◆ **Data to process**
··········

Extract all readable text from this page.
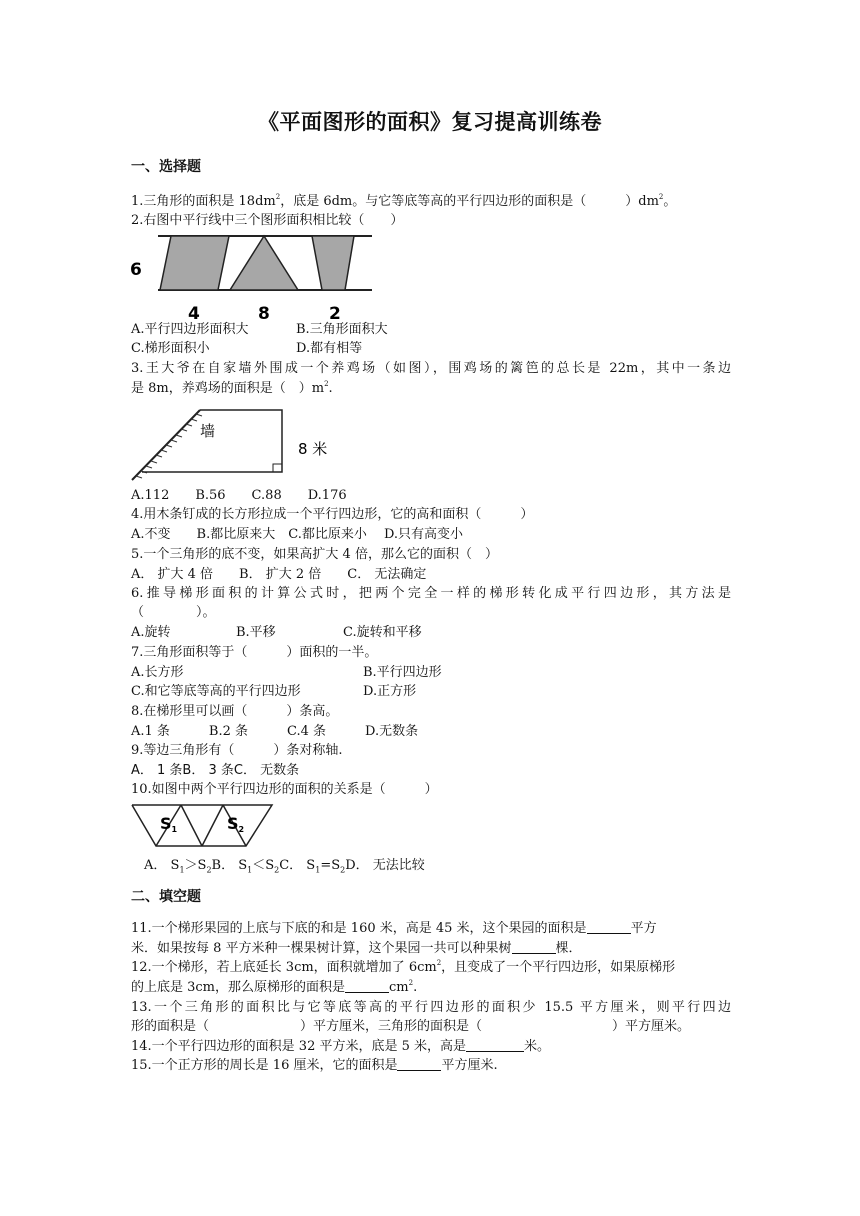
《平面图形的面积》复习提高训练卷
一、选择题
1.三角形的面积是 $18dm^2$，底是 6dm。与它等底等高的平行四边形的面积是（　　　）$dm^2$。
2.右图中平行线中三个图形面积相比较（　　）
6
4	8	2
A.平行四边形面积大	B.三角形面积大
C.梯形面积小	D.都有相等
3.王大爷在自家墙外围成一个养鸡场（如图），围鸡场的篱笆的总长是 22m，其中一条边
是 8m，养鸡场的面积是（　）$m^2$.
墙
8 米
A.112　　B.56　　C.88　　D.176
4.用木条钉成的长方形拉成一个平行四边形，它的高和面积（　　　）
A.不变　　B.都比原来大　C.都比原来小　 D.只有高变小
5.一个三角形的底不变，如果高扩大 4 倍，那么它的面积（　）
A． 扩大 4 倍　　B． 扩大 2 倍　　C． 无法确定
6.推导梯形面积的计算公式时，把两个完全一样的梯形转化成平行四边形，其方法是
（　　　　）。
A.旋转	B.平移	C.旋转和平移
7.三角形面积等于（　　　）面积的一半。
A.长方形	B.平行四边形
C.和它等底等高的平行四边形	D.正方形
8.在梯形里可以画（　　　）条高。
A.1 条　　　B.2 条　　　C.4 条　　　D.无数条
9.等边三角形有（　　　）条对称轴.
A． 1 条B． 3 条C． 无数条
10.如图中两个平行四边形的面积的关系是（　　　）
S1	S2
A． $S_1>S_2B$． $S_1<S_2C$． $S_1=S_2D$． 无法比较
二、填空题
11.一个梯形果园的上底与下底的和是 160 米，高是 45 米，这个果园的面积是	平方
米．如果按每 8 平方米种一棵果树计算，这个果园一共可以种果树	棵．
12.一个梯形，若上底延长 3cm，面积就增加了 $6cm^2$，且变成了一个平行四边形，如果原梯形
的上底是 3cm，那么原梯形的面积是	$cm^2$.
13.一个三角形的面积比与它等底等高的平行四边形的面积少 15.5 平方厘米，则平行四边
形的面积是（　　　　　　　）平方厘米，三角形的面积是（　　　　　　　　　　）平方厘米。
14.一个平行四边形的面积是 32 平方米，底是 5 米，高是	米。
15.一个正方形的周长是 16 厘米，它的面积是	平方厘米.
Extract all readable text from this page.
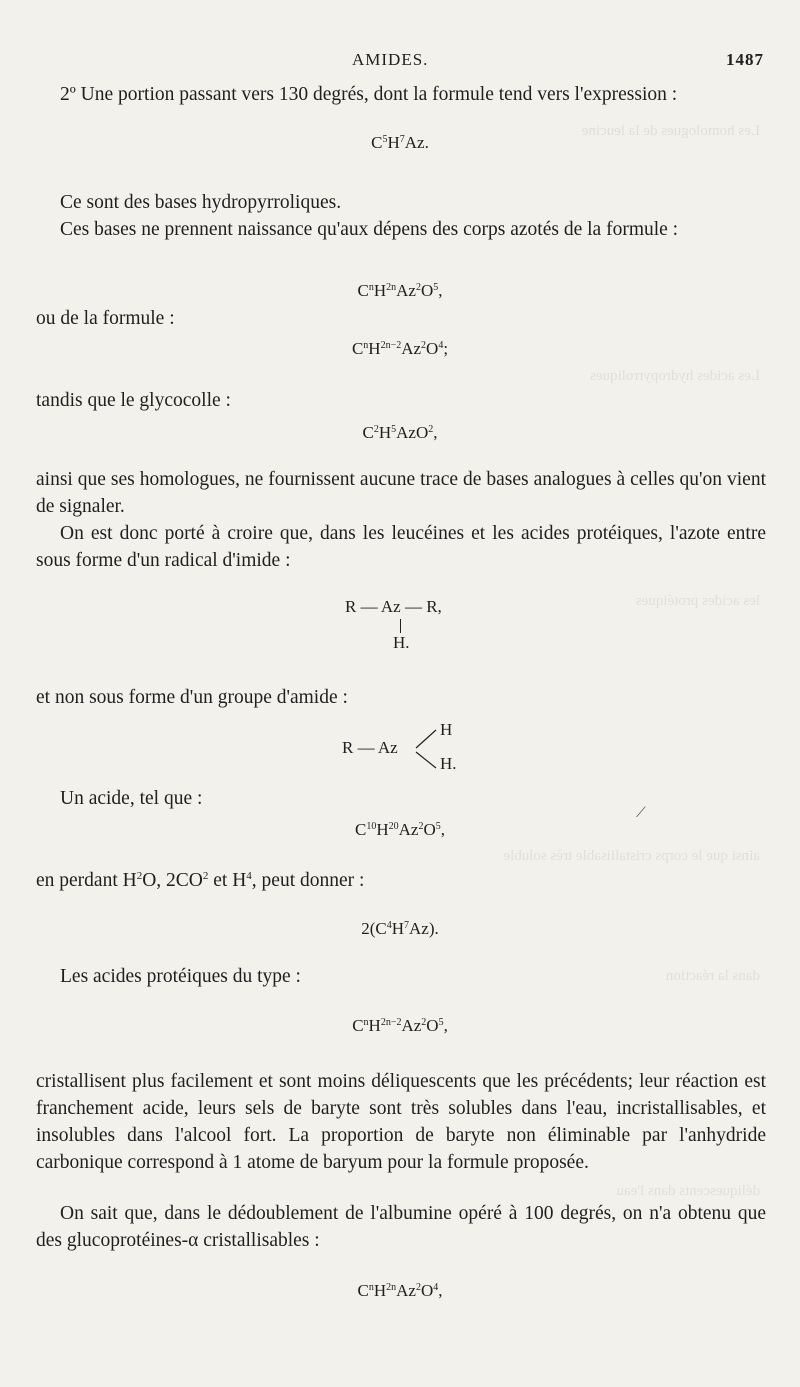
Les homologues de la leucine
Les acides hydropyrroliques
les acides protéiques
ainsi que le corps cristallisable très soluble
dans la réaction
déliquescents dans l'eau
AMIDES.	1487
2º Une portion passant vers 130 degrés, dont la formule tend vers l'expression :
$C^5H^7Az$.
Ce sont des bases hydropyrroliques.
Ces bases ne prennent naissance qu'aux dépens des corps azotés de la formule :
$C^nH^{2n}Az^2O^5$,
ou de la formule :
$C^nH^{2n-2}Az^2O^4$;
tandis que le glycocolle :
$C^2H^5AzO^2$,
ainsi que ses homologues, ne fournissent aucune trace de bases analogues à celles qu'on vient de signaler.
On est donc porté à croire que, dans les leucéines et les acides protéiques, l'azote entre sous forme d'un radical d'imide :
R — Az — R,
H.
et non sous forme d'un groupe d'amide :
R — Az
H
H.
Un acide, tel que :
$C^{10}H^{20}Az^2O^5$,
⟋
en perdant $H^2O$, $2CO^2$ et $H^4$, peut donner :
$2(C^4H^7Az)$.
Les acides protéiques du type :
$C^nH^{2n-2}Az^2O^5$,
cristallisent plus facilement et sont moins déliquescents que les précédents; leur réaction est franchement acide, leurs sels de baryte sont très solubles dans l'eau, incristallisables, et insolubles dans l'alcool fort. La proportion de baryte non éliminable par l'anhydride carbonique correspond à 1 atome de baryum pour la formule proposée.
On sait que, dans le dédoublement de l'albumine opéré à 100 degrés, on n'a obtenu que des glucoprotéines-α cristallisables :
$C^nH^{2n}Az^2O^4$,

··········

◆ **Aim of the exercise**
In this exercise, set down all of the data exactly, without the pictures.

◆ **Solution for this task**
Extract all readable text from this page.
《平面图形的面积》复习提高训练卷
一、选择题
1.三角形的面积是 $18dm^2$，底是 6dm。与它等底等高的平行四边形的面积是（　　　）$dm^2$。
2.右图中平行线中三个图形面积相比较（　　）
6
4	8	2
A.平行四边形面积大	B.三角形面积大
C.梯形面积小	D.都有相等
3.王大爷在自家墙外围成一个养鸡场（如图），围鸡场的篱笆的总长是 22m，其中一条边
是 8m，养鸡场的面积是（　）$m^2$.
墙
8 米
A.112　　B.56　　C.88　　D.176
4.用木条钉成的长方形拉成一个平行四边形，它的高和面积（　　　）
A.不变　　B.都比原来大　C.都比原来小　 D.只有高变小
5.一个三角形的底不变，如果高扩大 4 倍，那么它的面积（　）
A． 扩大 4 倍　　B． 扩大 2 倍　　C． 无法确定
6.推导梯形面积的计算公式时，把两个完全一样的梯形转化成平行四边形，其方法是
（　　　　）。
A.旋转	B.平移	C.旋转和平移
7.三角形面积等于（　　　）面积的一半。
A.长方形	B.平行四边形
C.和它等底等高的平行四边形	D.正方形
8.在梯形里可以画（　　　）条高。
A.1 条　　　B.2 条　　　C.4 条　　　D.无数条
9.等边三角形有（　　　）条对称轴.
A． 1 条B． 3 条C． 无数条
10.如图中两个平行四边形的面积的关系是（　　　）
S1	S2
A． $S_1>S_2B$． $S_1<S_2C$． $S_1=S_2D$． 无法比较
二、填空题
11.一个梯形果园的上底与下底的和是 160 米，高是 45 米，这个果园的面积是	平方
米．如果按每 8 平方米种一棵果树计算，这个果园一共可以种果树	棵．
12.一个梯形，若上底延长 3cm，面积就增加了 $6cm^2$，且变成了一个平行四边形，如果原梯形
的上底是 3cm，那么原梯形的面积是	$cm^2$.
13.一个三角形的面积比与它等底等高的平行四边形的面积少 15.5 平方厘米，则平行四边
形的面积是（　　　　　　　）平方厘米，三角形的面积是（　　　　　　　　　　）平方厘米。
14.一个平行四边形的面积是 32 平方米，底是 5 米，高是	米。
15.一个正方形的周长是 16 厘米，它的面积是	平方厘米.
Extract all readable text from this page.
Les homologues de la leucine
Les acides hydropyrroliques
les acides protéiques
ainsi que le corps cristallisable très soluble
dans la réaction
déliquescents dans l'eau
AMIDES.	1487
2º Une portion passant vers 130 degrés, dont la formule tend vers l'expression :
$C^5H^7Az$.
Ce sont des bases hydropyrroliques.
Ces bases ne prennent naissance qu'aux dépens des corps azotés de la formule :
$C^nH^{2n}Az^2O^5$,
ou de la formule :
$C^nH^{2n-2}Az^2O^4$;
tandis que le glycocolle :
$C^2H^5AzO^2$,
ainsi que ses homologues, ne fournissent aucune trace de bases analogues à celles qu'on vient de signaler.
On est donc porté à croire que, dans les leucéines et les acides protéiques, l'azote entre sous forme d'un radical d'imide :
R — Az — R,
H.
et non sous forme d'un groupe d'amide :
R — Az
H
H.
Un acide, tel que :
$C^{10}H^{20}Az^2O^5$,
⟋
en perdant $H^2O$, $2CO^2$ et $H^4$, peut donner :
$2(C^4H^7Az)$.
Les acides protéiques du type :
$C^nH^{2n-2}Az^2O^5$,
cristallisent plus facilement et sont moins déliquescents que les précédents; leur réaction est franchement acide, leurs sels de baryte sont très solubles dans l'eau, incristallisables, et insolubles dans l'alcool fort. La proportion de baryte non éliminable par l'anhydride carbonique correspond à 1 atome de baryum pour la formule proposée.
On sait que, dans le dédoublement de l'albumine opéré à 100 degrés, on n'a obtenu que des glucoprotéines-α cristallisables :
$C^nH^{2n}Az^2O^4$,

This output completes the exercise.